* DATA EXTRACT *
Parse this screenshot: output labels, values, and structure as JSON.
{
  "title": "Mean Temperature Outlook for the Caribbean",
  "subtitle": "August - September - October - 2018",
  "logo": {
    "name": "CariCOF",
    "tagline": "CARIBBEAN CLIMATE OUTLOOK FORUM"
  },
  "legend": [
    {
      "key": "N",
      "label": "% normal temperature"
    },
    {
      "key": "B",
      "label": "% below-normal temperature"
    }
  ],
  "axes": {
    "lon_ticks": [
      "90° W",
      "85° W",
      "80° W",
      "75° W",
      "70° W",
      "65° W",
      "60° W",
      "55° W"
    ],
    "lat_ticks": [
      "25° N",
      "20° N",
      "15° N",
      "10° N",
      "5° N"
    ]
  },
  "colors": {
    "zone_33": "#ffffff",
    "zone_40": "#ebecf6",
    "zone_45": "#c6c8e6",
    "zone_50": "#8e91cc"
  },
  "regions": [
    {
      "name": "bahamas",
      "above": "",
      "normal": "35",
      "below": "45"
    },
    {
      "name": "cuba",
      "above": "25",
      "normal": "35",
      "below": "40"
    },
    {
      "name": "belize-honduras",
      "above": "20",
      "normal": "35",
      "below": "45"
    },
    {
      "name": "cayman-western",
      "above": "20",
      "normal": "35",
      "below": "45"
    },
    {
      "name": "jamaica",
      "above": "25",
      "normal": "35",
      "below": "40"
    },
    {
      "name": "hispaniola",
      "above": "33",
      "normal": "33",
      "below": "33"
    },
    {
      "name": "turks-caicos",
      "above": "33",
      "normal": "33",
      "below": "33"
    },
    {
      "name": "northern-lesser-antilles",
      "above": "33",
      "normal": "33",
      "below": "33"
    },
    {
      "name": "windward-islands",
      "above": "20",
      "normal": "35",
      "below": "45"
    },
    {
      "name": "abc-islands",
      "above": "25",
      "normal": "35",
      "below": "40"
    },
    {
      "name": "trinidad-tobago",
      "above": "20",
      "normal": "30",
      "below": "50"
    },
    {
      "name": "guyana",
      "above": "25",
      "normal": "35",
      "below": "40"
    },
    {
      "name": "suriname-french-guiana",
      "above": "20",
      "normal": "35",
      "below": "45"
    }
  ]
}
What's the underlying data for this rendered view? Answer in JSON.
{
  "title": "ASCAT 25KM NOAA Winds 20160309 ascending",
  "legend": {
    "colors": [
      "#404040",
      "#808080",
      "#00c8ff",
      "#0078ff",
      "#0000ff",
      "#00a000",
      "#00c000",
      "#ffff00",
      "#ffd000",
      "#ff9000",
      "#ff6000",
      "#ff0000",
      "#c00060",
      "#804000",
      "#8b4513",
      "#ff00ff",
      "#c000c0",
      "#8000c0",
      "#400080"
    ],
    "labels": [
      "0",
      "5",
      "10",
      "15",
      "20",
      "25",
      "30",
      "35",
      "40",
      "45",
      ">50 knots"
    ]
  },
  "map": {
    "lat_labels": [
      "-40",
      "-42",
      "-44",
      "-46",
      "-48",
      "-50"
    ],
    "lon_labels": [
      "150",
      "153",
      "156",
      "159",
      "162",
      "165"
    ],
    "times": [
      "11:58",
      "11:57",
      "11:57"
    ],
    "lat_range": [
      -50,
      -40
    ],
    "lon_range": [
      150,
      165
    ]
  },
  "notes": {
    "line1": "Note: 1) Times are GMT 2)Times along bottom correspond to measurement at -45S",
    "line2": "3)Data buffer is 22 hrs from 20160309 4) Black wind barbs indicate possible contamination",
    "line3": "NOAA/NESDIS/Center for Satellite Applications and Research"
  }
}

* DIRECTIONS *
Reproduce the material in full, with no word added or dropped.

* REPLY TO THE TASK *
Parse this screenshot: output labels, values, and structure as JSON.
{
  "title": "Mean Temperature Outlook for the Caribbean",
  "subtitle": "August - September - October - 2018",
  "logo": {
    "name": "CariCOF",
    "tagline": "CARIBBEAN CLIMATE OUTLOOK FORUM"
  },
  "legend": [
    {
      "key": "N",
      "label": "% normal temperature"
    },
    {
      "key": "B",
      "label": "% below-normal temperature"
    }
  ],
  "axes": {
    "lon_ticks": [
      "90° W",
      "85° W",
      "80° W",
      "75° W",
      "70° W",
      "65° W",
      "60° W",
      "55° W"
    ],
    "lat_ticks": [
      "25° N",
      "20° N",
      "15° N",
      "10° N",
      "5° N"
    ]
  },
  "colors": {
    "zone_33": "#ffffff",
    "zone_40": "#ebecf6",
    "zone_45": "#c6c8e6",
    "zone_50": "#8e91cc"
  },
  "regions": [
    {
      "name": "bahamas",
      "above": "",
      "normal": "35",
      "below": "45"
    },
    {
      "name": "cuba",
      "above": "25",
      "normal": "35",
      "below": "40"
    },
    {
      "name": "belize-honduras",
      "above": "20",
      "normal": "35",
      "below": "45"
    },
    {
      "name": "cayman-western",
      "above": "20",
      "normal": "35",
      "below": "45"
    },
    {
      "name": "jamaica",
      "above": "25",
      "normal": "35",
      "below": "40"
    },
    {
      "name": "hispaniola",
      "above": "33",
      "normal": "33",
      "below": "33"
    },
    {
      "name": "turks-caicos",
      "above": "33",
      "normal": "33",
      "below": "33"
    },
    {
      "name": "northern-lesser-antilles",
      "above": "33",
      "normal": "33",
      "below": "33"
    },
    {
      "name": "windward-islands",
      "above": "20",
      "normal": "35",
      "below": "45"
    },
    {
      "name": "abc-islands",
      "above": "25",
      "normal": "35",
      "below": "40"
    },
    {
      "name": "trinidad-tobago",
      "above": "20",
      "normal": "30",
      "below": "50"
    },
    {
      "name": "guyana",
      "above": "25",
      "normal": "35",
      "below": "40"
    },
    {
      "name": "suriname-french-guiana",
      "above": "20",
      "normal": "35",
      "below": "45"
    }
  ]
}
What's the underlying data for this rendered view? Answer in JSON.
{
  "title": "ASCAT 25KM NOAA Winds 20160309 ascending",
  "legend": {
    "colors": [
      "#404040",
      "#808080",
      "#00c8ff",
      "#0078ff",
      "#0000ff",
      "#00a000",
      "#00c000",
      "#ffff00",
      "#ffd000",
      "#ff9000",
      "#ff6000",
      "#ff0000",
      "#c00060",
      "#804000",
      "#8b4513",
      "#ff00ff",
      "#c000c0",
      "#8000c0",
      "#400080"
    ],
    "labels": [
      "0",
      "5",
      "10",
      "15",
      "20",
      "25",
      "30",
      "35",
      "40",
      "45",
      ">50 knots"
    ]
  },
  "map": {
    "lat_labels": [
      "-40",
      "-42",
      "-44",
      "-46",
      "-48",
      "-50"
    ],
    "lon_labels": [
      "150",
      "153",
      "156",
      "159",
      "162",
      "165"
    ],
    "times": [
      "11:58",
      "11:57",
      "11:57"
    ],
    "lat_range": [
      -50,
      -40
    ],
    "lon_range": [
      150,
      165
    ]
  },
  "notes": {
    "line1": "Note: 1) Times are GMT 2)Times along bottom correspond to measurement at -45S",
    "line2": "3)Data buffer is 22 hrs from 20160309 4) Black wind barbs indicate possible contamination",
    "line3": "NOAA/NESDIS/Center for Satellite Applications and Research"
  }
}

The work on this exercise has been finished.